Find each line with the word "used" in it, then give the total alone.
■ ■ ■
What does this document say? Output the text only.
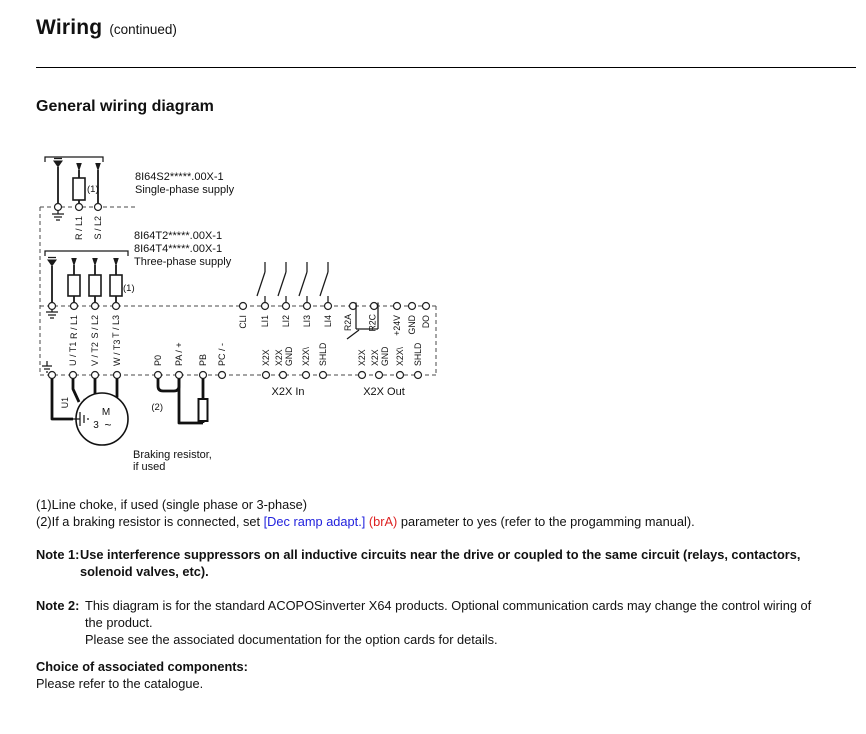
Wiring (continued)
General wiring diagram
(1)
R / L1 S / L2
8I64S2*****.00X-1
Single-phase supply
(1)
R / L1 S / L2 T / L3
8I64T2*****.00X-1
8I64T4*****.00X-1
Three-phase supply
CLI LI1 LI2 LI3 LI4 R2A R2C +24V GND DO
U / T1 V / T2 W / T3	P0 PA / + PB PC / -	X2X X2X GND X2X\ SHLD
X2X In
X2X X2X GND X2X\ SHLD
X2X Out
U1
M
3 ~
(2)
Braking resistor,
if used
(1)Line choke, if used (single phase or 3-phase)
(2)If a braking resistor is connected, set [Dec ramp adapt.] (brA) parameter to yes (refer to the progamming manual).
Note 1:Use interference suppressors on all inductive circuits near the drive or coupled to the same circuit (relays, contactors,
solenoid valves, etc).
Note 2: This diagram is for the standard ACOPOSinverter X64 products. Optional communication cards may change the control wiring of
the product.
Please see the associated documentation for the option cards for details.
Choice of associated components:
Please refer to the catalogue.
■ ■ ■
### Solved problem
2